**PASSAGE**
But something went wrong, and distorted the basis for who belonged to which party.  It became a racial matter.  What essentially happened was that once the Civil Rights Movement got underway, the liberal impulse to publicly help the less fortunate got extended to African Americans, who were unfortunate not because of nature or the economy, but because of the prejudice of their fellow citizens.  This not only led to liberals and conservatives becoming much more sharply divided than they had been before on issues such as southern segregation and Jim Crow laws, it also led to a fresh look being taken at a number of tacitly racist policies in other areas.  One of these was the immigration quota system, which explicitly favored immigrants from Europe over those from elsewhere.  That got reformed in 1965, the same year that the Supreme Court ordered the desegregation of schools.

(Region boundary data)

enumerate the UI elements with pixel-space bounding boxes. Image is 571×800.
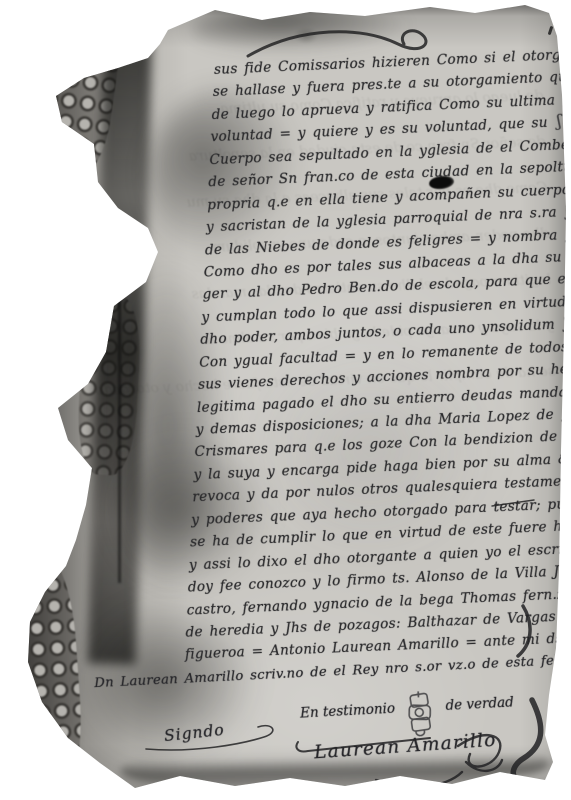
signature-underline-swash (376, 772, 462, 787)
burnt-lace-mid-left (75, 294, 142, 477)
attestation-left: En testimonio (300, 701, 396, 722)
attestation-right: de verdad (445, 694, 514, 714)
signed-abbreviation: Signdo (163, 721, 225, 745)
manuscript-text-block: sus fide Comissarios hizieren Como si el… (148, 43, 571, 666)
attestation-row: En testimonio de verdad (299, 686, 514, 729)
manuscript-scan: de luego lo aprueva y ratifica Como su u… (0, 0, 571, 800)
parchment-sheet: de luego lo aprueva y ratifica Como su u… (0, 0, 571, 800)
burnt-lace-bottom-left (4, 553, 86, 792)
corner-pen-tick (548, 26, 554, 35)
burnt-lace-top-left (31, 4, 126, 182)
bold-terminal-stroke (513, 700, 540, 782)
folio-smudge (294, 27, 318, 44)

**WHAT IS REQUIRED**
Continue the passage on race and the division between liberals and conservatives from where it stops. The region boundary data is not needed here.

**RESULT**
From about 1860 to 1960 the political party system in the South was organized in a way that seems backwards from a modern perspective: the Democratic party was the one that stood for segregation, and black voters were Republican (when they were permitted to vote at all).  But this had to change once the Democratic party embraced the liberal side of the Civil Rights Movement.  Even before then, FDR persuaded many African Americans to vote Democratic, and the administrations of JFK and LBJ cemented that change.  The white voters who opposed this were slower to shift in the opposite direction.  For a couple of decades, large parts of the Democratic party of the South held values directly antithetical to those of the national party.  But for those who really wanted to oppose civil rights for minorities, the change had to be made.  This brought the southern party alignment into consistency with the values of the national parties.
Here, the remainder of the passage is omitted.